[Rows from a dataset]
───
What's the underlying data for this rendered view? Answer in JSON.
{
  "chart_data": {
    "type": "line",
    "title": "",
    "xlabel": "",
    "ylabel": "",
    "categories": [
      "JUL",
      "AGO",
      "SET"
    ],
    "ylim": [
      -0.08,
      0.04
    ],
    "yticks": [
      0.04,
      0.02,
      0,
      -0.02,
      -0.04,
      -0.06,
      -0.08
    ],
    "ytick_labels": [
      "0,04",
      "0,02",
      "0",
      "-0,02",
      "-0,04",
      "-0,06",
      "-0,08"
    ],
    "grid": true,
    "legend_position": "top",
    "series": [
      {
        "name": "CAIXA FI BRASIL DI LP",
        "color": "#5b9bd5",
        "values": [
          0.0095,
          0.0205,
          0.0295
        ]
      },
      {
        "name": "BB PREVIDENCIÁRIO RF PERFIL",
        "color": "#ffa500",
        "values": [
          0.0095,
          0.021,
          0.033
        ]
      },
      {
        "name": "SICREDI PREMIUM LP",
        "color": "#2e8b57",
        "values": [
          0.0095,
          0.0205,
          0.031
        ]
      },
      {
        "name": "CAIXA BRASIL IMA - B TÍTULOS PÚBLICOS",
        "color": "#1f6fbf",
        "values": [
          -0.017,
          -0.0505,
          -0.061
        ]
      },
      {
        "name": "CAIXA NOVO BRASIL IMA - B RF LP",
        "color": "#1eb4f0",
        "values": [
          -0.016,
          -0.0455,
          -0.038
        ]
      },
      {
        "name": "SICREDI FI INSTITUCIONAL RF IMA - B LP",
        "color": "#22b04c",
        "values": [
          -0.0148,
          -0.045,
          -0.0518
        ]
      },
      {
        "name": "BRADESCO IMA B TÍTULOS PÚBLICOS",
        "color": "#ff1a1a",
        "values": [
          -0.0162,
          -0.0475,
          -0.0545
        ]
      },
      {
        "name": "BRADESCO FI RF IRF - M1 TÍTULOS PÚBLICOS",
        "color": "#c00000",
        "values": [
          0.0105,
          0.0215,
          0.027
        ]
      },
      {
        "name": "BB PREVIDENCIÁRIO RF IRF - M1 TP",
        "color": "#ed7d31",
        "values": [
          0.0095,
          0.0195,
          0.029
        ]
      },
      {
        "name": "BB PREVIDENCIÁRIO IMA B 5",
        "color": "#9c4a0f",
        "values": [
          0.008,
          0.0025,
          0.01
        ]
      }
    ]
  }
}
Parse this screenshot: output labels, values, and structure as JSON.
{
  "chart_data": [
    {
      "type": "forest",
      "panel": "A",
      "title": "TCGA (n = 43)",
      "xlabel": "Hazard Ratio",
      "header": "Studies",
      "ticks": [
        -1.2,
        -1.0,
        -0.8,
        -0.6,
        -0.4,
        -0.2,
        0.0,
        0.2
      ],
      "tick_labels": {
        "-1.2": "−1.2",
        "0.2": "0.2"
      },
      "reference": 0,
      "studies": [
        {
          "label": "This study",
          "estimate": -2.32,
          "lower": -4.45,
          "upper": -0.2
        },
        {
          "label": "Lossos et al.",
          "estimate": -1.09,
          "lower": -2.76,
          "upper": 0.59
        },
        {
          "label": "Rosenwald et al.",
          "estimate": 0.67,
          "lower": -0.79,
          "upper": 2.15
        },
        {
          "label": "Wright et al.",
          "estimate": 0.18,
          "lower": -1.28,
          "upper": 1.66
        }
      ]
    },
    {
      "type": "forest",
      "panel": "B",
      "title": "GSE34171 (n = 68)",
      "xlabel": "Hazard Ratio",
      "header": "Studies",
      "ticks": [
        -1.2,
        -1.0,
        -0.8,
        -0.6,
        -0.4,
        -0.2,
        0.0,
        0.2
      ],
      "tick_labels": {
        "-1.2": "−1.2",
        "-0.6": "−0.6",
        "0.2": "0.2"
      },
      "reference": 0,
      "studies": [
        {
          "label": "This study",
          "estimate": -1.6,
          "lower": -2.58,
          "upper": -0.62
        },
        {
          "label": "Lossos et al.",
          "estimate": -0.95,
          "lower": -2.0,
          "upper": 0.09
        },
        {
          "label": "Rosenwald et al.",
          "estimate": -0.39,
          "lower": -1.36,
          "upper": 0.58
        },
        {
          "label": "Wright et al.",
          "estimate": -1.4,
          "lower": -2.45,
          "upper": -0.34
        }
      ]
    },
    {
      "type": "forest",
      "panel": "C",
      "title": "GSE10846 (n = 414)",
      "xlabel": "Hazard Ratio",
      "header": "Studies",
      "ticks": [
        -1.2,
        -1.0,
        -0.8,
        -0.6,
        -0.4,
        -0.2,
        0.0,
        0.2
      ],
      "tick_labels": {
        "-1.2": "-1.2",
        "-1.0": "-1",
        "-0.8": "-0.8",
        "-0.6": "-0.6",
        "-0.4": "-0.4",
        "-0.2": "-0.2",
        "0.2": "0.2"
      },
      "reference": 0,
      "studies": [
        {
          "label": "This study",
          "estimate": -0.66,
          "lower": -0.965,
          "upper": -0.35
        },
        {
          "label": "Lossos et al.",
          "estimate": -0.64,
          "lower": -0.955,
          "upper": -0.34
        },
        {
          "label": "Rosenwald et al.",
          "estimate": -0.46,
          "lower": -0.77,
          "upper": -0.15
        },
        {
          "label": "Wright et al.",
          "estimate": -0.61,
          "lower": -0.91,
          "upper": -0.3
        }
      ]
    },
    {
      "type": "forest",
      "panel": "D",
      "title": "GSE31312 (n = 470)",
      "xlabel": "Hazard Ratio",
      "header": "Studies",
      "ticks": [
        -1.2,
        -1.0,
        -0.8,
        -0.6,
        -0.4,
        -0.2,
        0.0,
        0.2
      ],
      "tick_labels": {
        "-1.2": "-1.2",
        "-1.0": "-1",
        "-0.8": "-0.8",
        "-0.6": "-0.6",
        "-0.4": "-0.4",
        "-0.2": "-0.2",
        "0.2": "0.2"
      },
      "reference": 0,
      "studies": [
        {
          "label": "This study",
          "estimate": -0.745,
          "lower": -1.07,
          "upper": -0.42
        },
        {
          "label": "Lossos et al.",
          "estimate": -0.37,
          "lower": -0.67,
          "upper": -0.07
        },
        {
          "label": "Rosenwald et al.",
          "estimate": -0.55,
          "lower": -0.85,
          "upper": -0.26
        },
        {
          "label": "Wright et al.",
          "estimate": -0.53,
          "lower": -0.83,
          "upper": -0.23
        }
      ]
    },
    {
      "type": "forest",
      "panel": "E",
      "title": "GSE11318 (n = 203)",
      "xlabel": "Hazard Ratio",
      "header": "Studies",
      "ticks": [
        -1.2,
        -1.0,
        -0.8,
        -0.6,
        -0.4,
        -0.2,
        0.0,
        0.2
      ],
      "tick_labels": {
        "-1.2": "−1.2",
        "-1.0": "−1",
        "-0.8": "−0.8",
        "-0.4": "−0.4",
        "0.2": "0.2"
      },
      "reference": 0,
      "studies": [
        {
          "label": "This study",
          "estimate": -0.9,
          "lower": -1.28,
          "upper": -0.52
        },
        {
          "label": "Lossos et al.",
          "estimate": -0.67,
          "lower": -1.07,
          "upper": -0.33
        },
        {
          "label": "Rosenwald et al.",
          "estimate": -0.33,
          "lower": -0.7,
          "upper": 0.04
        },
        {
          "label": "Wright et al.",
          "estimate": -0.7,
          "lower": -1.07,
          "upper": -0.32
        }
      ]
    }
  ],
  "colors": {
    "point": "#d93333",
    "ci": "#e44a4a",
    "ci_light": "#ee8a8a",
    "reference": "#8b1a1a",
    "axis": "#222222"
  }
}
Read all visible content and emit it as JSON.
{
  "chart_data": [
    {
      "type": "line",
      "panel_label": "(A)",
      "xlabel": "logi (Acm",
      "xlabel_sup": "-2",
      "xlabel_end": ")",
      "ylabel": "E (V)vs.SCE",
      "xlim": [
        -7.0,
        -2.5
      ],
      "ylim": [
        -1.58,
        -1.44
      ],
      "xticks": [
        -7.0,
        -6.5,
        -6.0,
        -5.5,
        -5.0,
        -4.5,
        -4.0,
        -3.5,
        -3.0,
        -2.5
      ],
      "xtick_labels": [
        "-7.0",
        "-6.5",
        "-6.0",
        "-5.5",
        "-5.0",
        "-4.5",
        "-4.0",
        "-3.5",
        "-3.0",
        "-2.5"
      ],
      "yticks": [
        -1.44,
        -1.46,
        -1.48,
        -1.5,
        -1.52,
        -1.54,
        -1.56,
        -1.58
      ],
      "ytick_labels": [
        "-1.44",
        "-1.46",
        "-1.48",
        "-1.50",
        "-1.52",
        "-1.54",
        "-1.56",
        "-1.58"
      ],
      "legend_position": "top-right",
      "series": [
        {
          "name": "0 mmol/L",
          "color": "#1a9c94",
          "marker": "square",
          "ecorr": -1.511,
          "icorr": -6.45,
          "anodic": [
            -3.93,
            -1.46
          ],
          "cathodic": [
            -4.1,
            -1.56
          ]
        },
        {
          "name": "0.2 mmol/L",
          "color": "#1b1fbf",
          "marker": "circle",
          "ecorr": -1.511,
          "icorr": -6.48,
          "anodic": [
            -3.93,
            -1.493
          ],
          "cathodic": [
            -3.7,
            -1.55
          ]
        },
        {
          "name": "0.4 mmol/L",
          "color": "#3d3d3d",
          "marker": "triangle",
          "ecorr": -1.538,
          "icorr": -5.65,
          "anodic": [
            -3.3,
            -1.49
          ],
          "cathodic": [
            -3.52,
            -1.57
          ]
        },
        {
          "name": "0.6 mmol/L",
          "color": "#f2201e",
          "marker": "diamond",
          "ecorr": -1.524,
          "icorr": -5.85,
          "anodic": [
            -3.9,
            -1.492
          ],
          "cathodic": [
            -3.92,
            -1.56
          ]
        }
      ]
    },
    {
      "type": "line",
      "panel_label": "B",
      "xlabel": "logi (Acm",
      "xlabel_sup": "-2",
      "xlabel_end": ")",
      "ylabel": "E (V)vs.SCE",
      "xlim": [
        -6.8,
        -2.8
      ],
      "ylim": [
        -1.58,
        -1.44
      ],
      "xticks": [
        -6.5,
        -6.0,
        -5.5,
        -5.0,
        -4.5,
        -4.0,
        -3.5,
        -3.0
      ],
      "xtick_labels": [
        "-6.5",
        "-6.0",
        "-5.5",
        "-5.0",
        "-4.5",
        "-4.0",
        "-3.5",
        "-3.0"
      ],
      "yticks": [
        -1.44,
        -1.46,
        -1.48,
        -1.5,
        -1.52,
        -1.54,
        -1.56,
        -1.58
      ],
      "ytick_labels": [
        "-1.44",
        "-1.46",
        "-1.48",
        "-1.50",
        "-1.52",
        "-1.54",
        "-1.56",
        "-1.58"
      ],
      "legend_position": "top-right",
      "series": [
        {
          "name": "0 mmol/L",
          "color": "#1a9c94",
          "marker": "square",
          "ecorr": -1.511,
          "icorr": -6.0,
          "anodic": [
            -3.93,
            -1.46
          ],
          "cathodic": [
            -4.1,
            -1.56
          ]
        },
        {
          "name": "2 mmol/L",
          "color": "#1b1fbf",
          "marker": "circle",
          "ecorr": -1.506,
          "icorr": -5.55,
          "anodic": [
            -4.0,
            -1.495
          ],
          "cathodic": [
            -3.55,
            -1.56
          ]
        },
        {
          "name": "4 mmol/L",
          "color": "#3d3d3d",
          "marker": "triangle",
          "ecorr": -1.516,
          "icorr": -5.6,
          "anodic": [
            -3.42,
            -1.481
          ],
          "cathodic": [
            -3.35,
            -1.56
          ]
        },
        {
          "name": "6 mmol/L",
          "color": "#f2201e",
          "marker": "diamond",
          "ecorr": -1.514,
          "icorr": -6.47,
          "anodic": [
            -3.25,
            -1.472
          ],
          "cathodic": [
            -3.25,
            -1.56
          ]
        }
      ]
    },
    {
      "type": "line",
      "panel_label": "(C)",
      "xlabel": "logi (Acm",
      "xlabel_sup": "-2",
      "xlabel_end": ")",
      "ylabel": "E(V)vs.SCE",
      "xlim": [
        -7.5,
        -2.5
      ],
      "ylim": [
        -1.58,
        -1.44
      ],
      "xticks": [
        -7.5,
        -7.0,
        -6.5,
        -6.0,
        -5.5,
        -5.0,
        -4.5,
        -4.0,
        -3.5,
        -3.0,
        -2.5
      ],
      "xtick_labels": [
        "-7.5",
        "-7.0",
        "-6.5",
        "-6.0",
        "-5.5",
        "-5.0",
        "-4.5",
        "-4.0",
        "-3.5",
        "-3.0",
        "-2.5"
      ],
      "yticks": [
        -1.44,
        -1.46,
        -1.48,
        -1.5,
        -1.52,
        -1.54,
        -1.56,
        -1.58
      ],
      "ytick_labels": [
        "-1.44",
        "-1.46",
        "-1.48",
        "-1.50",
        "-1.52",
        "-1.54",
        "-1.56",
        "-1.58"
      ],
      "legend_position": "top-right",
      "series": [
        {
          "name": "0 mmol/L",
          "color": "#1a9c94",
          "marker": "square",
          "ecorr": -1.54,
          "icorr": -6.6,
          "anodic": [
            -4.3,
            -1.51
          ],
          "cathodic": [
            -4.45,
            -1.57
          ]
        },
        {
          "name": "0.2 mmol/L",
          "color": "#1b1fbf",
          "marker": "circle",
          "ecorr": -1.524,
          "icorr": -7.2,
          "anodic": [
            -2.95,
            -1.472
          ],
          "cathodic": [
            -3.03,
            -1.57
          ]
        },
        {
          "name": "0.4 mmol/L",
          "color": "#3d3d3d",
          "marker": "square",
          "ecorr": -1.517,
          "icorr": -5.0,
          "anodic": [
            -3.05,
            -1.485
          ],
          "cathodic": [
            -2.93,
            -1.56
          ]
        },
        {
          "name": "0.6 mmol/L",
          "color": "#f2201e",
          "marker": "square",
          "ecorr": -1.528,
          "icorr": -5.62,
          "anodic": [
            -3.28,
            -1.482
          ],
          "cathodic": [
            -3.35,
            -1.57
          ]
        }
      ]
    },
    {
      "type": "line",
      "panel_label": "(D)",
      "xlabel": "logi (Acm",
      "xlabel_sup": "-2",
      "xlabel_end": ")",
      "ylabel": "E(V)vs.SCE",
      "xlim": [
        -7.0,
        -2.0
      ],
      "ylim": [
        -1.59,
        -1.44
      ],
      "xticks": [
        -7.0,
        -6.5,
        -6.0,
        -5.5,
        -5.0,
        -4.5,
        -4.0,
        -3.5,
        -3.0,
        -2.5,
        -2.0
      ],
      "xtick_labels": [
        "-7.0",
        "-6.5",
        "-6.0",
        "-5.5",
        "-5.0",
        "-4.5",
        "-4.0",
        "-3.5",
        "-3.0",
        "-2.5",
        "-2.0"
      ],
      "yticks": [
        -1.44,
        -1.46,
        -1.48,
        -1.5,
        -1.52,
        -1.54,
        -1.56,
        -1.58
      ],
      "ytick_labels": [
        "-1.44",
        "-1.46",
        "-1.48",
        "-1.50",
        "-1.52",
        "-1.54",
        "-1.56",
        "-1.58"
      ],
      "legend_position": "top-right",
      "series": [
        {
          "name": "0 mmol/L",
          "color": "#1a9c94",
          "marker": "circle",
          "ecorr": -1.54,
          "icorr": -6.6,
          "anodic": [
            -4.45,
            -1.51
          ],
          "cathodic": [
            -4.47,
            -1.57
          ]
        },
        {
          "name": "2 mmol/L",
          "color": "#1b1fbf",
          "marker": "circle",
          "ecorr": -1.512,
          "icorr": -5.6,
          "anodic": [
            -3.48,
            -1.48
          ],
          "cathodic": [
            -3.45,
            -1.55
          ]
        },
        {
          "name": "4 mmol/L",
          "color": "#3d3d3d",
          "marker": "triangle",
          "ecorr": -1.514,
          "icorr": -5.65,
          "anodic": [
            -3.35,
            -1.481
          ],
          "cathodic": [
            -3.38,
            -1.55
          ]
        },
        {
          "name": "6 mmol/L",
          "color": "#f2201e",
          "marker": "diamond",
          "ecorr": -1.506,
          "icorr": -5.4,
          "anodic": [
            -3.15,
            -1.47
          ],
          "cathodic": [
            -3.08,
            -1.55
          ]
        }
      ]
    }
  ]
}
───
Reproduce each line of the material containing the word "BRADESCO".

        "name": "BRADESCO IMA B TÍTULOS PÚBLICOS",
        "name": "BRADESCO FI RF IRF - M1 TÍTULOS PÚBLICOS",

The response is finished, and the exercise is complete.